## The problem
Reproduce each line exactly.

## Records for the task
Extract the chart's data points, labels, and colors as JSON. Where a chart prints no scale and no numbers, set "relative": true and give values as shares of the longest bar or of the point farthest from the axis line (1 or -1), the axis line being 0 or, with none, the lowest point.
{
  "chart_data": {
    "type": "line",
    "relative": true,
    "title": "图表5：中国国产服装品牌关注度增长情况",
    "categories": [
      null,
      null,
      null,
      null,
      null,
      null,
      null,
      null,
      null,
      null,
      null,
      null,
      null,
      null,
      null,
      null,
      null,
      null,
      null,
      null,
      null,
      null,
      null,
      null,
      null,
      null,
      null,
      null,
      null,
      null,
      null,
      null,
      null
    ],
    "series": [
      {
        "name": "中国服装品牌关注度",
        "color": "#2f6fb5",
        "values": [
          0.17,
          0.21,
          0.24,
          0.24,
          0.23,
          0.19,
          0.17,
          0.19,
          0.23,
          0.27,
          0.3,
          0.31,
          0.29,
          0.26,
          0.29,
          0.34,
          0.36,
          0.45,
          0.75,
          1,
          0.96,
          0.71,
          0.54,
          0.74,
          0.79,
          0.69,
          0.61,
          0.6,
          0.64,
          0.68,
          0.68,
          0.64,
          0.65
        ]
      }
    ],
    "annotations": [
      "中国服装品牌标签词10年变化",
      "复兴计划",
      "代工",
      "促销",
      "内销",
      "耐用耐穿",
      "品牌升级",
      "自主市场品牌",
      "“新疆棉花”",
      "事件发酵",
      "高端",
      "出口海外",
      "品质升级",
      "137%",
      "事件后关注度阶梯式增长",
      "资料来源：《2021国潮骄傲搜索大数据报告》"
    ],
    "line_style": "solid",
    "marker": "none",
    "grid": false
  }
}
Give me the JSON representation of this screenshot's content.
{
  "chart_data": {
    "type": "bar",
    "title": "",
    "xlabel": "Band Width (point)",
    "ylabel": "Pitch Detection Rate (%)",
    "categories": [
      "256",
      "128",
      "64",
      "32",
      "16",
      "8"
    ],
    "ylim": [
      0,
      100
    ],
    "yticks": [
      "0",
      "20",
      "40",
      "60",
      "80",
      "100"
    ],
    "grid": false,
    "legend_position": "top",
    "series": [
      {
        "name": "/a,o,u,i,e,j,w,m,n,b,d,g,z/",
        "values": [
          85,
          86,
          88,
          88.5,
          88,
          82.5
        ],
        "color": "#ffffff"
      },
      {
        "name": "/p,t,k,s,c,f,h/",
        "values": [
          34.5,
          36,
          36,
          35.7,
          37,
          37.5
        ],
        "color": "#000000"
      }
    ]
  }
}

## Task response
Extract the chart's data points, labels, and colors as JSON. Where a chart prints no scale and no numbers, set "relative": true and give values as shares of the longest bar or of the point farthest from the axis line (1 or -1), the axis line being 0 or, with none, the lowest point.
{
  "chart_data": {
    "type": "line",
    "relative": true,
    "title": "图表5：中国国产服装品牌关注度增长情况",
    "categories": [
      null,
      null,
      null,
      null,
      null,
      null,
      null,
      null,
      null,
      null,
      null,
      null,
      null,
      null,
      null,
      null,
      null,
      null,
      null,
      null,
      null,
      null,
      null,
      null,
      null,
      null,
      null,
      null,
      null,
      null,
      null,
      null,
      null
    ],
    "series": [
      {
        "name": "中国服装品牌关注度",
        "color": "#2f6fb5",
        "values": [
          0.17,
          0.21,
          0.24,
          0.24,
          0.23,
          0.19,
          0.17,
          0.19,
          0.23,
          0.27,
          0.3,
          0.31,
          0.29,
          0.26,
          0.29,
          0.34,
          0.36,
          0.45,
          0.75,
          1,
          0.96,
          0.71,
          0.54,
          0.74,
          0.79,
          0.69,
          0.61,
          0.6,
          0.64,
          0.68,
          0.68,
          0.64,
          0.65
        ]
      }
    ],
    "annotations": [
      "中国服装品牌标签词10年变化",
      "复兴计划",
      "代工",
      "促销",
      "内销",
      "耐用耐穿",
      "品牌升级",
      "自主市场品牌",
      "“新疆棉花”",
      "事件发酵",
      "高端",
      "出口海外",
      "品质升级",
      "137%",
      "事件后关注度阶梯式增长",
      "资料来源：《2021国潮骄傲搜索大数据报告》"
    ],
    "line_style": "solid",
    "marker": "none",
    "grid": false
  }
}
Give me the JSON representation of this screenshot's content.
{
  "chart_data": {
    "type": "bar",
    "title": "",
    "xlabel": "Band Width (point)",
    "ylabel": "Pitch Detection Rate (%)",
    "categories": [
      "256",
      "128",
      "64",
      "32",
      "16",
      "8"
    ],
    "ylim": [
      0,
      100
    ],
    "yticks": [
      "0",
      "20",
      "40",
      "60",
      "80",
      "100"
    ],
    "grid": false,
    "legend_position": "top",
    "series": [
      {
        "name": "/a,o,u,i,e,j,w,m,n,b,d,g,z/",
        "values": [
          85,
          86,
          88,
          88.5,
          88,
          82.5
        ],
        "color": "#ffffff"
      },
      {
        "name": "/p,t,k,s,c,f,h/",
        "values": [
          34.5,
          36,
          36,
          35.7,
          37,
          37.5
        ],
        "color": "#000000"
      }
    ]
  }
}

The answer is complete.